EXERCISE TASK →
Using the listing below, select the lines with the word "cartoon" and copy them.

ENTRIES →
···

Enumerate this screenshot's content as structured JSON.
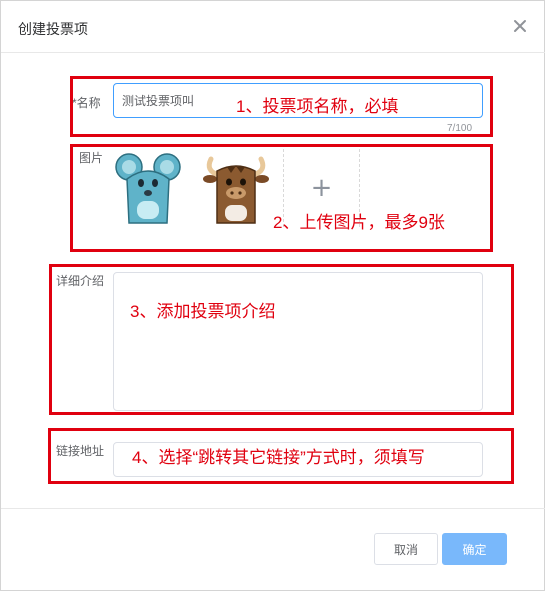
{
  "dialog": {
    "title": "创建投票项",
    "close_icon": "close-icon"
  },
  "form": {
    "name": {
      "label": "*名称",
      "value": "测试投票项叫",
      "counter": "7/100"
    },
    "images": {
      "label": "图片",
      "thumbnails": [
        "mouse-cartoon-image",
        "ox-cartoon-image"
      ],
      "upload_icon": "plus-icon",
      "upload_symbol": "+"
    },
    "description": {
      "label": "详细介绍",
      "value": ""
    },
    "link": {
      "label": "链接地址",
      "value": ""
    }
  },
  "annotations": [
    "1、投票项名称，必填",
    "2、上传图片，最多9张",
    "3、添加投票项介绍",
    "4、选择“跳转其它链接”方式时，须填写"
  ],
  "footer": {
    "cancel_label": "取消",
    "ok_label": "确定"
  },
  "colors": {
    "annotation": "#e0000f",
    "primary_disabled": "#79b8fb",
    "focus_border": "#409eff"
  }
}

···

TASK RESULT →
        "mouse-cartoon-image",
        "ox-cartoon-image"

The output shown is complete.